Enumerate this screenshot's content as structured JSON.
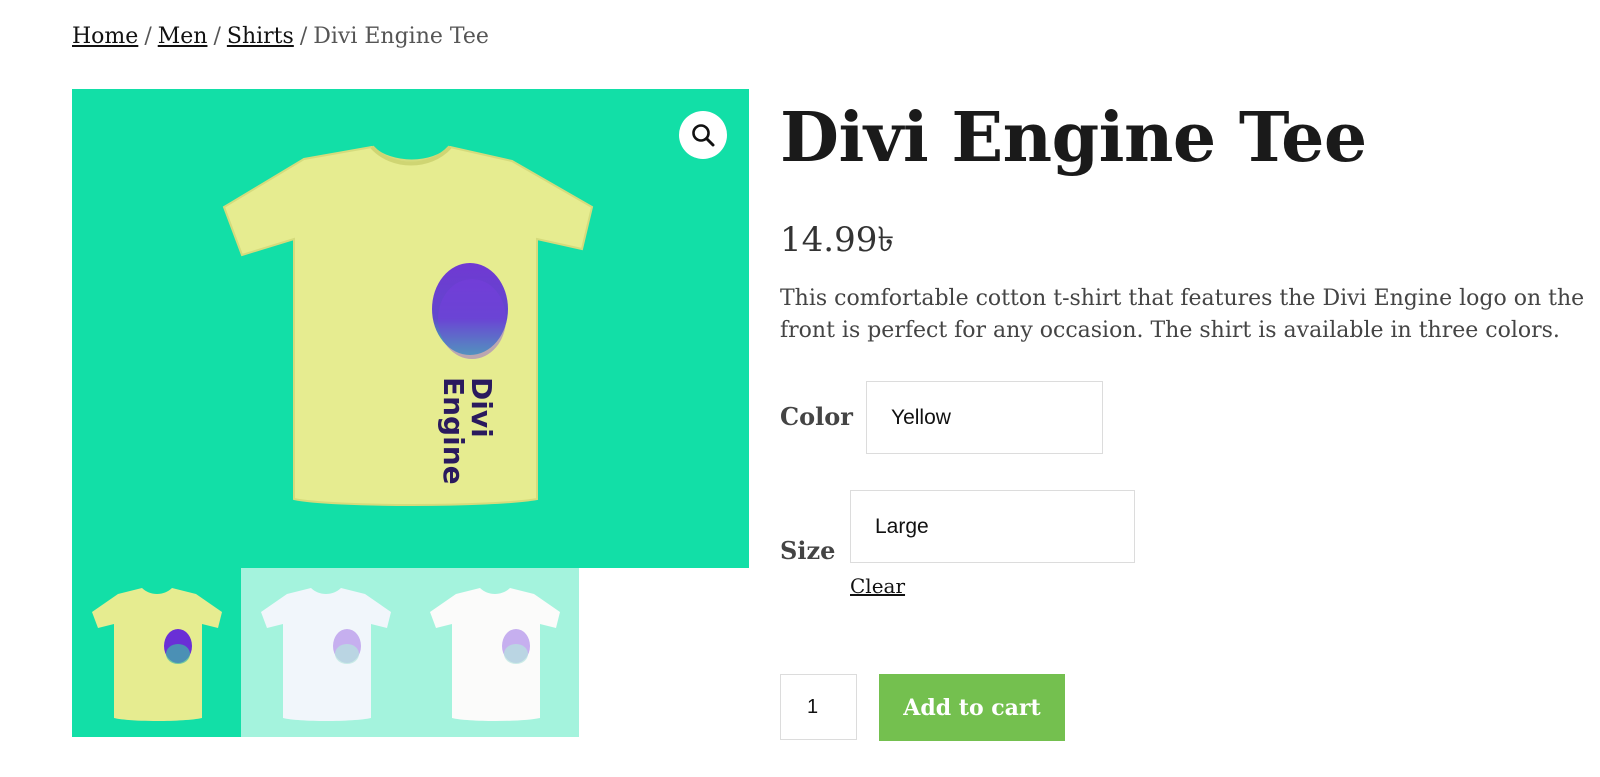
{
  "breadcrumb": {
    "items": [
      {
        "label": "Home"
      },
      {
        "label": "Men"
      },
      {
        "label": "Shirts"
      }
    ],
    "current": "Divi Engine Tee",
    "separator": "/"
  },
  "product": {
    "title": "Divi Engine Tee",
    "price": "14.99৳",
    "description": "This comfortable cotton t-shirt that features the Divi Engine logo on the front is perfect for any occasion. The shirt is available in three colors.",
    "image_background": "#12dfa7",
    "logo_text_line1": "Divi",
    "logo_text_line2": "Engine"
  },
  "variations": {
    "color_label": "Color",
    "color_value": "Yellow",
    "size_label": "Size",
    "size_value": "Large",
    "clear_label": "Clear"
  },
  "thumbnails": [
    {
      "shirt_color": "#e6ec90",
      "selected": true
    },
    {
      "shirt_color": "#dbe8f4",
      "selected": false
    },
    {
      "shirt_color": "#f4f4f2",
      "selected": false
    }
  ],
  "cart": {
    "quantity": "1",
    "add_label": "Add to cart",
    "button_color": "#74c04f"
  },
  "icons": {
    "zoom": "magnifier-icon"
  }
}
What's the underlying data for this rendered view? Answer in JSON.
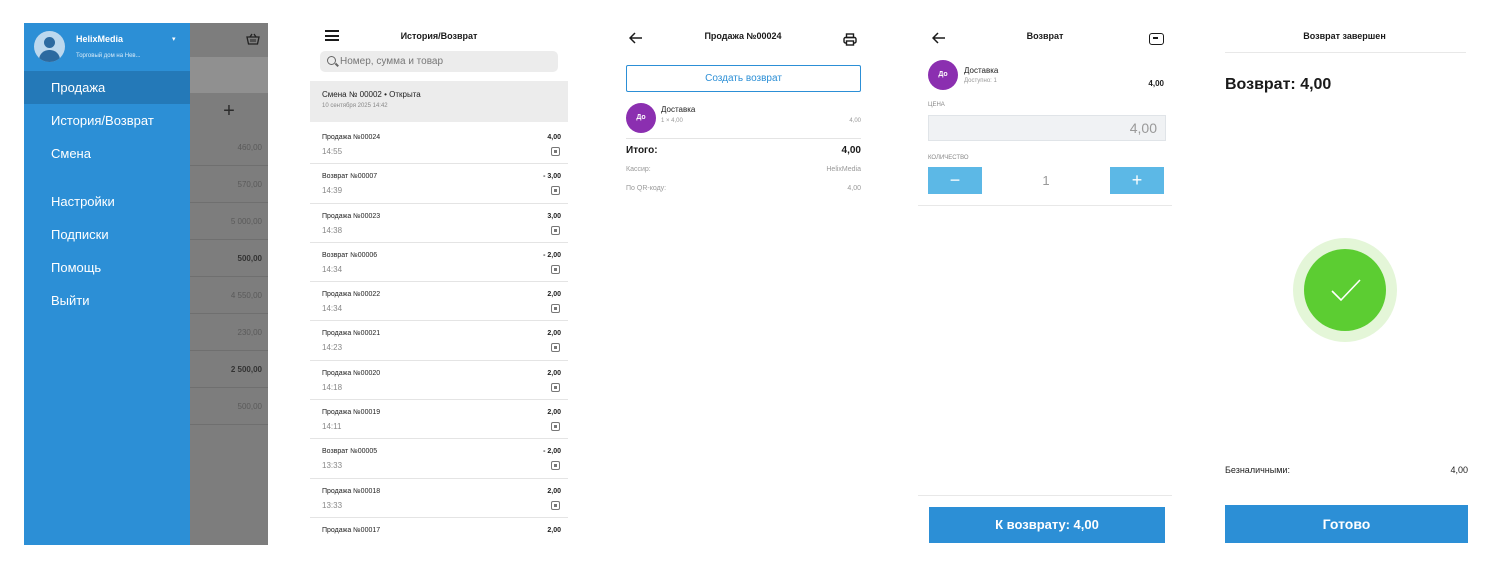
{
  "drawer": {
    "account_name": "HelixMedia",
    "account_subtitle": "Торговый дом на Нев...",
    "menu": [
      "Продажа",
      "История/Возврат",
      "Смена",
      "Настройки",
      "Подписки",
      "Помощь",
      "Выйти"
    ],
    "active_item": "Продажа",
    "background_amounts": [
      "460,00",
      "570,00",
      "5 000,00",
      "500,00",
      "4 550,00",
      "230,00",
      "2 500,00",
      "500,00"
    ],
    "plus_symbol": "+",
    "icons": [
      "caret-down-icon",
      "basket-icon",
      "avatar"
    ],
    "colors": {
      "drawer": "#2c8fd6",
      "active": "#2479b8"
    }
  },
  "history": {
    "title": "История/Возврат",
    "search_placeholder": "Номер, сумма и товар",
    "shift_title": "Смена № 00002 • Открыта",
    "shift_date": "10 сентября 2025 14:42",
    "rows": [
      {
        "name": "Продажа №00024",
        "time": "14:55",
        "amount": "4,00"
      },
      {
        "name": "Возврат №00007",
        "time": "14:39",
        "amount": "- 3,00"
      },
      {
        "name": "Продажа №00023",
        "time": "14:38",
        "amount": "3,00"
      },
      {
        "name": "Возврат №00006",
        "time": "14:34",
        "amount": "- 2,00"
      },
      {
        "name": "Продажа №00022",
        "time": "14:34",
        "amount": "2,00"
      },
      {
        "name": "Продажа №00021",
        "time": "14:23",
        "amount": "2,00"
      },
      {
        "name": "Продажа №00020",
        "time": "14:18",
        "amount": "2,00"
      },
      {
        "name": "Продажа №00019",
        "time": "14:11",
        "amount": "2,00"
      },
      {
        "name": "Возврат №00005",
        "time": "13:33",
        "amount": "- 2,00"
      },
      {
        "name": "Продажа №00018",
        "time": "13:33",
        "amount": "2,00"
      },
      {
        "name": "Продажа №00017",
        "time": "",
        "amount": "2,00"
      }
    ]
  },
  "sale": {
    "title": "Продажа №00024",
    "create_return": "Создать возврат",
    "item_badge": "До",
    "item_name": "Доставка",
    "item_qty_price": "1 × 4,00",
    "item_price": "4,00",
    "total_label": "Итого:",
    "total_value": "4,00",
    "cashier_label": "Кассир:",
    "cashier_value": "HelixMedia",
    "qr_label": "По QR-коду:",
    "qr_value": "4,00"
  },
  "return": {
    "title": "Возврат",
    "item_badge": "До",
    "item_name": "Доставка",
    "item_available": "Доступно: 1",
    "item_price": "4,00",
    "price_label": "ЦЕНА",
    "price_value": "4,00",
    "qty_label": "КОЛИЧЕСТВО",
    "qty_minus": "−",
    "qty_value": "1",
    "qty_plus": "+",
    "submit": "К возврату: 4,00"
  },
  "done": {
    "title": "Возврат завершен",
    "heading": "Возврат: 4,00",
    "pay_label": "Безналичными:",
    "pay_value": "4,00",
    "button": "Готово",
    "colors": {
      "check": "#5ccd32",
      "halo": "#e4f6d8",
      "primary": "#2c8fd6"
    }
  }
}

══════════

* **Directions for this task**:
Go through the listing above and pull out each line containing the word "История".

* **Exercise solution**:
      "История/Возврат",
    "title": "История/Возврат",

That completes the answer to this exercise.